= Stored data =
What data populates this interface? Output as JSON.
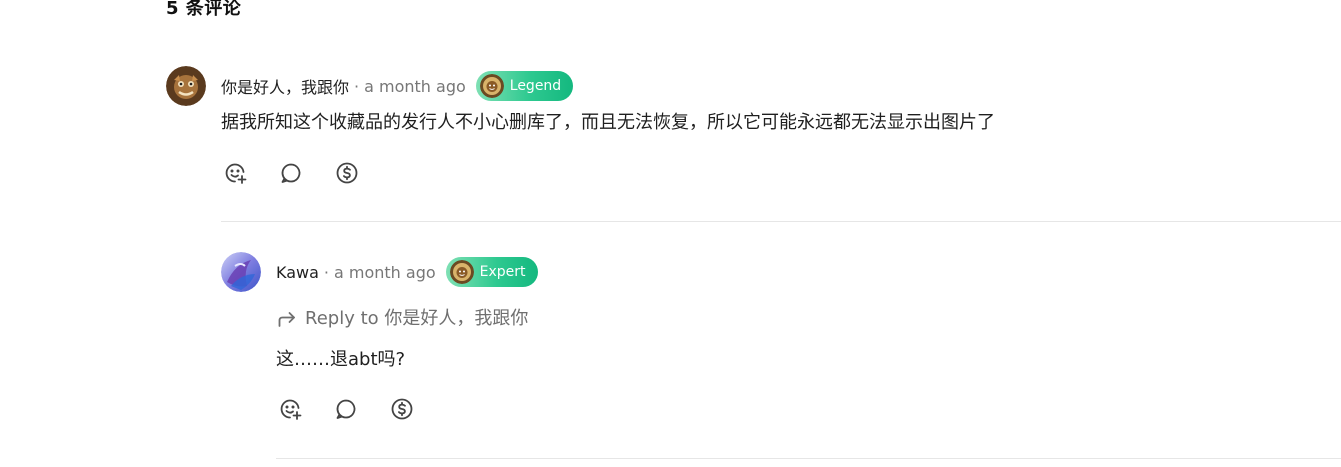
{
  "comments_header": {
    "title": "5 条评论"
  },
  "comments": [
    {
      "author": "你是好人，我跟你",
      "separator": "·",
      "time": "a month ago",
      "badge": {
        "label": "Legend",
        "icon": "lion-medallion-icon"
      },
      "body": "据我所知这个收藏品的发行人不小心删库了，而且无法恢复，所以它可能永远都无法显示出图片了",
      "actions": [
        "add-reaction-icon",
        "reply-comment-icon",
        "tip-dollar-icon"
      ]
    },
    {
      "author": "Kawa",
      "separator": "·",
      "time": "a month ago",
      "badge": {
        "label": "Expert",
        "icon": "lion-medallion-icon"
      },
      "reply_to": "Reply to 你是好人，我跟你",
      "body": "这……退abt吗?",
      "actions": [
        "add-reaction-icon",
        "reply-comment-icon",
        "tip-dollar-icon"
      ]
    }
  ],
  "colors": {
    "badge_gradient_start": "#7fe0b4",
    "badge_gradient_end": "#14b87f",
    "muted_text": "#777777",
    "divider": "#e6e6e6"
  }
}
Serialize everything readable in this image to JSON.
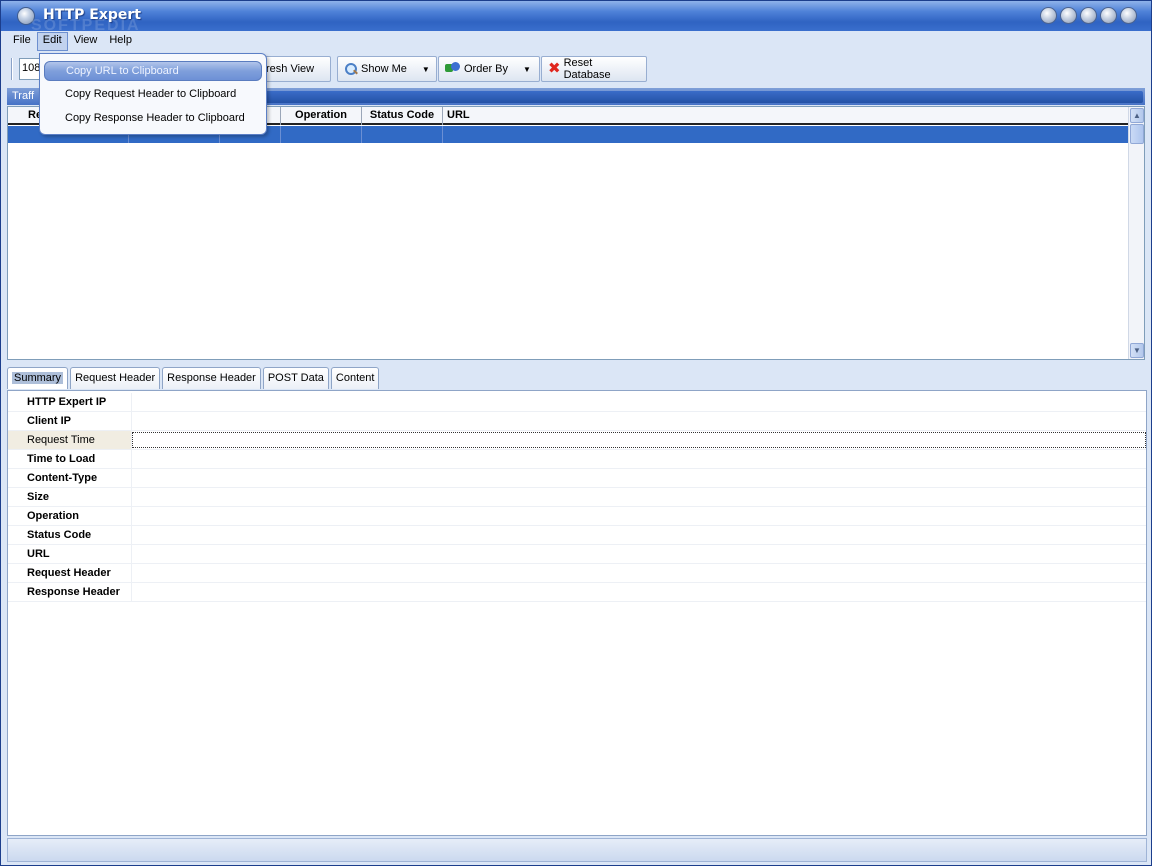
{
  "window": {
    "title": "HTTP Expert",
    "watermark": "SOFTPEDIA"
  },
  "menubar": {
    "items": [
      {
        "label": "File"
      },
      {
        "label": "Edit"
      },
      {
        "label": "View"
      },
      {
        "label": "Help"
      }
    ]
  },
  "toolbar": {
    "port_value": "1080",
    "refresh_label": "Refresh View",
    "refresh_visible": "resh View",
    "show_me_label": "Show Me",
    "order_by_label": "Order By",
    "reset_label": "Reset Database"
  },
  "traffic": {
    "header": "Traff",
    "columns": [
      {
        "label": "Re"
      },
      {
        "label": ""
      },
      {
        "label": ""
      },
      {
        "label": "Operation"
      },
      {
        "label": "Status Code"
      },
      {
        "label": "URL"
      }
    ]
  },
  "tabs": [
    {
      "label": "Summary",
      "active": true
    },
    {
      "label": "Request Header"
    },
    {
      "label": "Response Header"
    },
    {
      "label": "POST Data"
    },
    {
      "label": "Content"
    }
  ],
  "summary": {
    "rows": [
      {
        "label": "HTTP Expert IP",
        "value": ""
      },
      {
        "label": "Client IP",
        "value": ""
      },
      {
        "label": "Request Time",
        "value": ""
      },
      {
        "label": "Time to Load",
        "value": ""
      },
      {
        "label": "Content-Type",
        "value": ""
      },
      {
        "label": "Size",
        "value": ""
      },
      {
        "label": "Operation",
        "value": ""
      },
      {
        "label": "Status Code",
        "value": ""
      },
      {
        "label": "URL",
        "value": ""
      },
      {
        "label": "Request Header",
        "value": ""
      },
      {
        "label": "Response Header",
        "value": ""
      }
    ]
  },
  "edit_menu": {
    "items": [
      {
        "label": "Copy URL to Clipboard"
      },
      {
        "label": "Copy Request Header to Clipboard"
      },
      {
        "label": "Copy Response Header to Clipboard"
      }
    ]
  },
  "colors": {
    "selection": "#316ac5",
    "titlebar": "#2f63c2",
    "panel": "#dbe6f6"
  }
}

= AIM OF THE TASK =
Go through the records above, find every line with the word "Clipboard", and list those lines.

= FINISHED ANSWER =
        "label": "Copy URL to Clipboard"
        "label": "Copy Request Header to Clipboard"
        "label": "Copy Response Header to Clipboard"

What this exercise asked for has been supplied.